• [Passage to read]
○ ○ ○ ○ ○
Alpha Numeric Sort Order

I have a field which contains alpha numeric text. Often these will contain things like:

Day 1
Day 2
Day 3

Day 10
Day 11

The problem is when this field is sorted they come out as
Day 1
Day 10
Day 11
Day 3
etc.

I found a solution using ORDER BY LENGTH(alphanumeric), alphanumeric however it’s a complex query that breaks when I try to convert it to a custom query.

Any ideas on how I can achieve the natural order sort?

Thanks

Hi Heather, one possible solution can be to get the numeric value from the alphanumeric value and save it as a separate field, say sort_order in the database and then sort the records by this field. Below is an example of the code to get the numeric value:

<input id="day" name="day" type="text" class="form-control">
<input id="sort_order" name="sort_order" type="text" class="form-control" dmx-bind:value="day.value.substr(4, 2).trim()">

Thanks. Good idea but as the numbers aren’t always in the same place though so that wouldn’t work. For instance, it could be something like Paris Day 1, Paris Day 2, London Day 1, London Day 2 etc.

So you found a solution and it works as you intend? But it breaks when you try to convert to a custom query?

You may use numbering like day 01, day 02 etc.
○ ○ ○ ○ ○
• [Data entries]
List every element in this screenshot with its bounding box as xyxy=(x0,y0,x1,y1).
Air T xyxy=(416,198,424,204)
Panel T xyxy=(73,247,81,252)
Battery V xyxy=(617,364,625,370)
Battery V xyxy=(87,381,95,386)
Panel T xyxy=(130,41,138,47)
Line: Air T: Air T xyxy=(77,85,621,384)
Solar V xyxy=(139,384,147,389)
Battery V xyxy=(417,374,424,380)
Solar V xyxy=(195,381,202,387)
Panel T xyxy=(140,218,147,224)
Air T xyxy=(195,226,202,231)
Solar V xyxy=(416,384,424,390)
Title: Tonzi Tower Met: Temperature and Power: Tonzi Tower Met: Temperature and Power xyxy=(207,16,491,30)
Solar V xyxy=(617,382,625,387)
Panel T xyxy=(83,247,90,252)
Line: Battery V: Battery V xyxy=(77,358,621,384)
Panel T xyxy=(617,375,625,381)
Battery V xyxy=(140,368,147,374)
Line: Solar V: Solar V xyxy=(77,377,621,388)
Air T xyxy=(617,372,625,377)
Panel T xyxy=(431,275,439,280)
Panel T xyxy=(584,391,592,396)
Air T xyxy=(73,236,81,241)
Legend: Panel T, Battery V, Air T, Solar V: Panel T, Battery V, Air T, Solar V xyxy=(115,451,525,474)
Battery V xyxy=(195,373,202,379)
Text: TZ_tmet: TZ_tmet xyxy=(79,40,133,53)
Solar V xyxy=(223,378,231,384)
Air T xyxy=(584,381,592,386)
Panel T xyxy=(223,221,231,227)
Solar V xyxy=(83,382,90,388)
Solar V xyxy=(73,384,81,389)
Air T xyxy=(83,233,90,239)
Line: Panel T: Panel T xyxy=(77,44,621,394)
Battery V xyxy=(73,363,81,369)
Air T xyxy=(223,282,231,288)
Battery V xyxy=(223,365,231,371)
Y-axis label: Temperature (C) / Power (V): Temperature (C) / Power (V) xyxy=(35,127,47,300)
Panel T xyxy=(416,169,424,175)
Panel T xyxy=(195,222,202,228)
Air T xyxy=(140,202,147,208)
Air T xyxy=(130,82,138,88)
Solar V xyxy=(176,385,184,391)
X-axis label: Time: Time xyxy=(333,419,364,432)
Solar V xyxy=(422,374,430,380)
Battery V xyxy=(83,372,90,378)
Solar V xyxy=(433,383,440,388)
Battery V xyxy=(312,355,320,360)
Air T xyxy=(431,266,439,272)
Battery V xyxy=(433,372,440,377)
○ ○ ○ ○ ○
• [Exercises to complete]
1. In the forum thread on alphanumeric sort order, what clause did the original poster find as a solution before it broke in a custom query?
2. Continue the forum thread on alphanumeric sort order from its final reply.
The entries play no part in this work.

• [Answers per task]
1. ORDER BY LENGTH(alphanumeric), alphanumeric

2.
I’m pretty sure you can’t convert a query that uses arrays and .split into a custom query.

This is what it looks like after converting…

SELECT DISTINCT tbl_albums.album_id, tbl_albums.trip_id, tbl_albums.user_id, tbl_albums.album_name, tbl_albums.album_url, tbl_albums.cloudinary_version, tbl_albums.viewable_id
FROM tbl_albums
LEFT JOIN tbl_album_triptakers ON tbl_album_triptakers.album_id = tbl_albums.album_id LEFT JOIN view_album_tripbits ON view_album_tripbits.album_id = tbl_albums.album_id
WHERE tbl_albums.trip_id = :P1 /* {{$_GET.trip_id}} */ AND tbl_album_triptakers.triptaker_id IN ({{$_GET.triptakers.split(’,’)}}) AND view_album_tripbits.tripbit_id IN ({{$_GET.tripbits.split(’,’)}}) AND view_album_tripbits.category_id IN ({{$_GET.cats.split(’,’)}}) AND view_album_tripbits.country IN ({{$_GET.countries.split(’,’)}}) AND view_album_tripbits.city IN ({{$_GET.cities.split(’,’)}})
ORDER BY tbl_albums.album_name ASC

MySQL can’t use those $_GET values.

Not sure if there’s a way around that?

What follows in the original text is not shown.